> **WHAT IS NEEDED**
Go through each line of the records below and count those with the word "items". Give only the count.

Saved data entries

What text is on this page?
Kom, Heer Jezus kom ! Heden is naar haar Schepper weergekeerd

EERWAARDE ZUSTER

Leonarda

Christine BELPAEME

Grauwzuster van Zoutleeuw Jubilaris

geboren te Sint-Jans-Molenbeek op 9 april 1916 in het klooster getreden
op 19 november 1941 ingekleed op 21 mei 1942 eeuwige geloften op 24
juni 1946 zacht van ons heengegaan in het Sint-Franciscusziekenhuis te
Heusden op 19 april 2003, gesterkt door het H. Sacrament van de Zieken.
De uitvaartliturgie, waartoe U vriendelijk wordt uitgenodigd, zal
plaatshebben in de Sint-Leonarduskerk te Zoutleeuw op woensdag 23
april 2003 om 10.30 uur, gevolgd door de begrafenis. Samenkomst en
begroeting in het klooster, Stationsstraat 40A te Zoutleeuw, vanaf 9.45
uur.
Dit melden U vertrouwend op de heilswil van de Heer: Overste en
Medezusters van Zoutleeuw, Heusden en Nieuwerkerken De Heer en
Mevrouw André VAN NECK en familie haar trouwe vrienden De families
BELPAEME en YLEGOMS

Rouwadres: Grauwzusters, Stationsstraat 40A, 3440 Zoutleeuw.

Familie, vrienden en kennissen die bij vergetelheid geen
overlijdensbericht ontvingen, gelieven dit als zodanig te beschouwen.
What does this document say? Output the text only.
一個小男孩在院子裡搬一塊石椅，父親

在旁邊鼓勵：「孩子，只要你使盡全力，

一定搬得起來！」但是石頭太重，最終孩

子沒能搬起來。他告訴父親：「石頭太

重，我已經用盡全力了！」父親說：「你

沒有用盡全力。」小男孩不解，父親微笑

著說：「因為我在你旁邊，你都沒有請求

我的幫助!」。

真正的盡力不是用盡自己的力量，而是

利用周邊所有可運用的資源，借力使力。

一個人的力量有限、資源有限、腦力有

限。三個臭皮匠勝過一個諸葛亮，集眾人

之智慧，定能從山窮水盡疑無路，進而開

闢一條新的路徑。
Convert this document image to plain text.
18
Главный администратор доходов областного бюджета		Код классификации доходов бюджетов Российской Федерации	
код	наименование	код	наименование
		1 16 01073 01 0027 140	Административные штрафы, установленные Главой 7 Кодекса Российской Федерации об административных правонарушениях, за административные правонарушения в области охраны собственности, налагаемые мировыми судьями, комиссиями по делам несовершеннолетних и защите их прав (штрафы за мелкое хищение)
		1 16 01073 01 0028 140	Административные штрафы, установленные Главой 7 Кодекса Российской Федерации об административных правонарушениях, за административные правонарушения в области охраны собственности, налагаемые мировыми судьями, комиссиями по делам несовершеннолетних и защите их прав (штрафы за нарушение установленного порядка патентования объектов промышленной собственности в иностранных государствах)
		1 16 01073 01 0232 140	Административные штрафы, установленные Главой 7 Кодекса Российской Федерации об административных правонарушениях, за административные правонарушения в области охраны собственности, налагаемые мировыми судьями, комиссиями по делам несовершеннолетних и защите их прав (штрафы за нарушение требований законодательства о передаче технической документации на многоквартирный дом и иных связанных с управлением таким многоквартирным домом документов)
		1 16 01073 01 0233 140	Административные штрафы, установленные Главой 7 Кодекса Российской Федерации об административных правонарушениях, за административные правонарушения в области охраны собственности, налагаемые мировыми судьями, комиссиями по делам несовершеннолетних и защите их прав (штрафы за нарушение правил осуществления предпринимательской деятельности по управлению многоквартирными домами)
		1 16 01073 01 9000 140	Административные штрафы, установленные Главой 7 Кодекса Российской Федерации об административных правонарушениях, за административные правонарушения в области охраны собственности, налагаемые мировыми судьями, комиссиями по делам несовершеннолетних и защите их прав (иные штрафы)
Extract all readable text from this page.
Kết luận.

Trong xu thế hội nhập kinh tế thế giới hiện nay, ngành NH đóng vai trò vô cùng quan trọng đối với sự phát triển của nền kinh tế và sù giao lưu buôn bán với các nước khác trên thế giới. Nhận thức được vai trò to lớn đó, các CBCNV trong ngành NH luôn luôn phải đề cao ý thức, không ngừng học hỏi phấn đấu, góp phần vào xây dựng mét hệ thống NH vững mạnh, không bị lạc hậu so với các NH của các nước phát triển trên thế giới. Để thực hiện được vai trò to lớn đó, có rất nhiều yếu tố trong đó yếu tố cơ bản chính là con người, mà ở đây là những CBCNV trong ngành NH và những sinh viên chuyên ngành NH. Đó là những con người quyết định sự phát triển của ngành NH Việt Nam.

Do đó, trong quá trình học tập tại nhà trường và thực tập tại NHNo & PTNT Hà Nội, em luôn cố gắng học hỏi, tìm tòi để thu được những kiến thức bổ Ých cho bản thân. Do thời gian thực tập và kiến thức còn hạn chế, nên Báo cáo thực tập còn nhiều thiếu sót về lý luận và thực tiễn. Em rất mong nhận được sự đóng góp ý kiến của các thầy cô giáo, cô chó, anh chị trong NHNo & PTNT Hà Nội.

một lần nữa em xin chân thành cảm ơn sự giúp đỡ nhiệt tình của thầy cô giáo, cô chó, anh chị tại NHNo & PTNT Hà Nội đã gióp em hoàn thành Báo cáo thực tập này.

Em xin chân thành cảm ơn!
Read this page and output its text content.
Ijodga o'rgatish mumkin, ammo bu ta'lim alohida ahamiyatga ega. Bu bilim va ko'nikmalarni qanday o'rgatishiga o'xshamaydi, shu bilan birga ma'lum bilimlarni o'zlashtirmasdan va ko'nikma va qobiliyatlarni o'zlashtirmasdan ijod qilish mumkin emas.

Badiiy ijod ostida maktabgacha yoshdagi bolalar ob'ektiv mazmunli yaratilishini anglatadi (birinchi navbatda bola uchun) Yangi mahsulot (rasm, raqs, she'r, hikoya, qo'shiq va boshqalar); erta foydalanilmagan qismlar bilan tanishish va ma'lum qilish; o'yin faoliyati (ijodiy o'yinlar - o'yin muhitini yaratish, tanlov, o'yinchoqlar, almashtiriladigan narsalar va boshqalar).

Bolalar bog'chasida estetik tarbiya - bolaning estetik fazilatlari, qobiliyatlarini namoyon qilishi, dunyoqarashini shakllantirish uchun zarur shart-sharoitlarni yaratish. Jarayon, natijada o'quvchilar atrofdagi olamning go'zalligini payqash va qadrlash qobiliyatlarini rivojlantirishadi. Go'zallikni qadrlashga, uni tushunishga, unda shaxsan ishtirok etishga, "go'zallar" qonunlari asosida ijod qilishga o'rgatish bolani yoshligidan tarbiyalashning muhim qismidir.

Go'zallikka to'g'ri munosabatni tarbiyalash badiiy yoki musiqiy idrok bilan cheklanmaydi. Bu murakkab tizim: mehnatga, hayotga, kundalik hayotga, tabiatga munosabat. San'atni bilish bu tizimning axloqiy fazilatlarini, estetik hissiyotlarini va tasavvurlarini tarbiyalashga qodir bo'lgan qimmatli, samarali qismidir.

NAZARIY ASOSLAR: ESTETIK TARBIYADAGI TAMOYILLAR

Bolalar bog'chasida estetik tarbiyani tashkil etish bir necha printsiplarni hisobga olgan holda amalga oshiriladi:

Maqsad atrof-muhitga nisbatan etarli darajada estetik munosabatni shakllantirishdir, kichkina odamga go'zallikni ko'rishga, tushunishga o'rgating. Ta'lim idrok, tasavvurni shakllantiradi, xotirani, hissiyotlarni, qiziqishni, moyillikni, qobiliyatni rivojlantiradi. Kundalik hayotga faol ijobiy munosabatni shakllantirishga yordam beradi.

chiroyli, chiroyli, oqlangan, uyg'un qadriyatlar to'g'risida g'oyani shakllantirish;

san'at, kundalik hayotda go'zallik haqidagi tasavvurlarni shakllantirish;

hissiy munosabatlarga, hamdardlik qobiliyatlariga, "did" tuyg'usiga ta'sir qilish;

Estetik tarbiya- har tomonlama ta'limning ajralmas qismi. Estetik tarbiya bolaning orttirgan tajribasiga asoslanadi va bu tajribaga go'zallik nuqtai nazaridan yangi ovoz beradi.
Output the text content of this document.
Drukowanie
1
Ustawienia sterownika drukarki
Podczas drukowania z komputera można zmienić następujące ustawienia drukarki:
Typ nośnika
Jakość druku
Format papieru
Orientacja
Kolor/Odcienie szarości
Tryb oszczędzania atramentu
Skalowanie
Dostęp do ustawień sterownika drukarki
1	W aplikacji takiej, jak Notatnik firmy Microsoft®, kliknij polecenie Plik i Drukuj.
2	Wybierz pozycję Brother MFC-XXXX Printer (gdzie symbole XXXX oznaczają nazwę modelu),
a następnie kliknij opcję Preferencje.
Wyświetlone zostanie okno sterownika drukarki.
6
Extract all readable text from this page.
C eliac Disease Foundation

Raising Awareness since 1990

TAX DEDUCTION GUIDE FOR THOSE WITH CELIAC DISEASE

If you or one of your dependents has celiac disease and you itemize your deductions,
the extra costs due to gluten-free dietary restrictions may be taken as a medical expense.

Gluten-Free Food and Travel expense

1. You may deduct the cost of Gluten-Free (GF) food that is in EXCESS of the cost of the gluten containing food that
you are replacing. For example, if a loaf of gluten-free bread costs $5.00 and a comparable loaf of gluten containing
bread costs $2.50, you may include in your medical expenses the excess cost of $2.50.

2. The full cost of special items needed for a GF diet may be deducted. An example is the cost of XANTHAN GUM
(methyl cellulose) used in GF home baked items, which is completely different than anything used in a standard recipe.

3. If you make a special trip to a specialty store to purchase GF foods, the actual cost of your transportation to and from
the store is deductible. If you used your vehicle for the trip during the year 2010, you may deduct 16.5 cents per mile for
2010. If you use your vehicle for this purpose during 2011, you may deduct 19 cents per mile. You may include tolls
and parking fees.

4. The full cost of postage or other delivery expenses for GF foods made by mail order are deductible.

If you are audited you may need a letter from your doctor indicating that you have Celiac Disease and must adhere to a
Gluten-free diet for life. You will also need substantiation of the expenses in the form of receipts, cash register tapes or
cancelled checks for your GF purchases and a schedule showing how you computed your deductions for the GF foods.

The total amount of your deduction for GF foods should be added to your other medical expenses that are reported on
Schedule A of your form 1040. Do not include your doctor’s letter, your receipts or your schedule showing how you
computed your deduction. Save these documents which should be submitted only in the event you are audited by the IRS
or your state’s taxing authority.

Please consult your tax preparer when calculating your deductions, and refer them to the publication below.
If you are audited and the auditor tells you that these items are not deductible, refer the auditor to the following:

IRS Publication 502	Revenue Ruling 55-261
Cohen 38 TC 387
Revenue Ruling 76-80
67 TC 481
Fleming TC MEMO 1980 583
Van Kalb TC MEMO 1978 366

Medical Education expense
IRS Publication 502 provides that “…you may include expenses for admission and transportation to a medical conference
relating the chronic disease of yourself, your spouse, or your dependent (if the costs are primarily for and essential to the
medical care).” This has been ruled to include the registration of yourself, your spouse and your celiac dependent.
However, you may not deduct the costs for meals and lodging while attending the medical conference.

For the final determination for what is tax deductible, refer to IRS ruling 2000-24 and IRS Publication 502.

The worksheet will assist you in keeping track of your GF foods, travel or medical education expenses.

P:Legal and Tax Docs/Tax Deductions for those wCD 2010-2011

> **SOLVED PROBLEM**
3